Job: Every record should be written out exactly, please.

— begin Input —

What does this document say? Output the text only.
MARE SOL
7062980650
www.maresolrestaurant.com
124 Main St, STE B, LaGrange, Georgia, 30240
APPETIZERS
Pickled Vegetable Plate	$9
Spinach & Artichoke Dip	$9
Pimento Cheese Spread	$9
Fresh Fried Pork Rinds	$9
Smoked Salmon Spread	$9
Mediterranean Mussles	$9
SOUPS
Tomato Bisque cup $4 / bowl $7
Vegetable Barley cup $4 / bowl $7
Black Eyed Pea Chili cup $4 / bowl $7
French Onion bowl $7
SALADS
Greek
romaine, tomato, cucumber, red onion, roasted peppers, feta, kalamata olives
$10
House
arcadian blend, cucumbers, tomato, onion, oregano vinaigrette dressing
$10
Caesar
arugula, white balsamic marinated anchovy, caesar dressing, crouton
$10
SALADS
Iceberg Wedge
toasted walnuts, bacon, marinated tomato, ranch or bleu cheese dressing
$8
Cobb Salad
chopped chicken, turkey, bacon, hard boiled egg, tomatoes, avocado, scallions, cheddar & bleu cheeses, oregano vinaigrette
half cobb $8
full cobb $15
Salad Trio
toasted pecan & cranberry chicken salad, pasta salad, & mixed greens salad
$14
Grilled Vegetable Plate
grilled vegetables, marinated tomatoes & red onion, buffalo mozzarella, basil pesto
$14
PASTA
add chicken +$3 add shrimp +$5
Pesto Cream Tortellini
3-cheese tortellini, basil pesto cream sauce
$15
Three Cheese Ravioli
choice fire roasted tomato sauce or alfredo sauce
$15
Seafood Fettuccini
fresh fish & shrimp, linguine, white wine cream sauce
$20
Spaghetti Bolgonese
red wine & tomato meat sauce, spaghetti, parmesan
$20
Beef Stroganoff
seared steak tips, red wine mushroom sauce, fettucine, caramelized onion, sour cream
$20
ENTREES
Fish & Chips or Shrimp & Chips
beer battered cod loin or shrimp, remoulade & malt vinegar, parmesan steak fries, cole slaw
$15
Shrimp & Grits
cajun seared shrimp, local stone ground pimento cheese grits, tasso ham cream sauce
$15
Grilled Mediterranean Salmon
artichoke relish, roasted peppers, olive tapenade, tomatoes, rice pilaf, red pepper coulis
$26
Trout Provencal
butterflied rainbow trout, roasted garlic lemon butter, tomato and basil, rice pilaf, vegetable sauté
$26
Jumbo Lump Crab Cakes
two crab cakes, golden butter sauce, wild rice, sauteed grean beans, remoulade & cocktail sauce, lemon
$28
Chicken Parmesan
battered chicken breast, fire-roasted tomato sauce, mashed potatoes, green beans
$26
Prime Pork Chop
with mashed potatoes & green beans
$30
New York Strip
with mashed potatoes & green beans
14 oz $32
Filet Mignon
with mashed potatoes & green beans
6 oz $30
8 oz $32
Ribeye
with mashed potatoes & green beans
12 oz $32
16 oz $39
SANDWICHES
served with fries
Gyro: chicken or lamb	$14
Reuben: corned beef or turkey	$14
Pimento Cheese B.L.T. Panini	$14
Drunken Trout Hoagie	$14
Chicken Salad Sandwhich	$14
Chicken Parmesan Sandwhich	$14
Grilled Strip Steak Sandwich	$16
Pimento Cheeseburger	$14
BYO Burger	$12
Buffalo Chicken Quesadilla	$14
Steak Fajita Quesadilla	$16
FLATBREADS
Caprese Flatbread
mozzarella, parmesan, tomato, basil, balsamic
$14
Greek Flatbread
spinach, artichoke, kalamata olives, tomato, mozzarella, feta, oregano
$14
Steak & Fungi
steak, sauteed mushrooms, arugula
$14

— end Input —

Correct output:
What does this document say? Output the text only.
MARE SOL
7062980650
www.maresolrestaurant.com
124 Main St, STE B, LaGrange, Georgia, 30240
APPETIZERS
Pickled Vegetable Plate	$9
Spinach & Artichoke Dip	$9
Pimento Cheese Spread	$9
Fresh Fried Pork Rinds	$9
Smoked Salmon Spread	$9
Mediterranean Mussles	$9
SOUPS
Tomato Bisque cup $4 / bowl $7
Vegetable Barley cup $4 / bowl $7
Black Eyed Pea Chili cup $4 / bowl $7
French Onion bowl $7
SALADS
Greek
romaine, tomato, cucumber, red onion, roasted peppers, feta, kalamata olives
$10
House
arcadian blend, cucumbers, tomato, onion, oregano vinaigrette dressing
$10
Caesar
arugula, white balsamic marinated anchovy, caesar dressing, crouton
$10
SALADS
Iceberg Wedge
toasted walnuts, bacon, marinated tomato, ranch or bleu cheese dressing
$8
Cobb Salad
chopped chicken, turkey, bacon, hard boiled egg, tomatoes, avocado, scallions, cheddar & bleu cheeses, oregano vinaigrette
half cobb $8
full cobb $15
Salad Trio
toasted pecan & cranberry chicken salad, pasta salad, & mixed greens salad
$14
Grilled Vegetable Plate
grilled vegetables, marinated tomatoes & red onion, buffalo mozzarella, basil pesto
$14
PASTA
add chicken +$3 add shrimp +$5
Pesto Cream Tortellini
3-cheese tortellini, basil pesto cream sauce
$15
Three Cheese Ravioli
choice fire roasted tomato sauce or alfredo sauce
$15
Seafood Fettuccini
fresh fish & shrimp, linguine, white wine cream sauce
$20
Spaghetti Bolgonese
red wine & tomato meat sauce, spaghetti, parmesan
$20
Beef Stroganoff
seared steak tips, red wine mushroom sauce, fettucine, caramelized onion, sour cream
$20
ENTREES
Fish & Chips or Shrimp & Chips
beer battered cod loin or shrimp, remoulade & malt vinegar, parmesan steak fries, cole slaw
$15
Shrimp & Grits
cajun seared shrimp, local stone ground pimento cheese grits, tasso ham cream sauce
$15
Grilled Mediterranean Salmon
artichoke relish, roasted peppers, olive tapenade, tomatoes, rice pilaf, red pepper coulis
$26
Trout Provencal
butterflied rainbow trout, roasted garlic lemon butter, tomato and basil, rice pilaf, vegetable sauté
$26
Jumbo Lump Crab Cakes
two crab cakes, golden butter sauce, wild rice, sauteed grean beans, remoulade & cocktail sauce, lemon
$28
Chicken Parmesan
battered chicken breast, fire-roasted tomato sauce, mashed potatoes, green beans
$26
Prime Pork Chop
with mashed potatoes & green beans
$30
New York Strip
with mashed potatoes & green beans
14 oz $32
Filet Mignon
with mashed potatoes & green beans
6 oz $30
8 oz $32
Ribeye
with mashed potatoes & green beans
12 oz $32
16 oz $39
SANDWICHES
served with fries
Gyro: chicken or lamb	$14
Reuben: corned beef or turkey	$14
Pimento Cheese B.L.T. Panini	$14
Drunken Trout Hoagie	$14
Chicken Salad Sandwhich	$14
Chicken Parmesan Sandwhich	$14
Grilled Strip Steak Sandwich	$16
Pimento Cheeseburger	$14
BYO Burger	$12
Buffalo Chicken Quesadilla	$14
Steak Fajita Quesadilla	$16
FLATBREADS
Caprese Flatbread
mozzarella, parmesan, tomato, basil, balsamic
$14
Greek Flatbread
spinach, artichoke, kalamata olives, tomato, mozzarella, feta, oregano
$14
Steak & Fungi
steak, sauteed mushrooms, arugula
$14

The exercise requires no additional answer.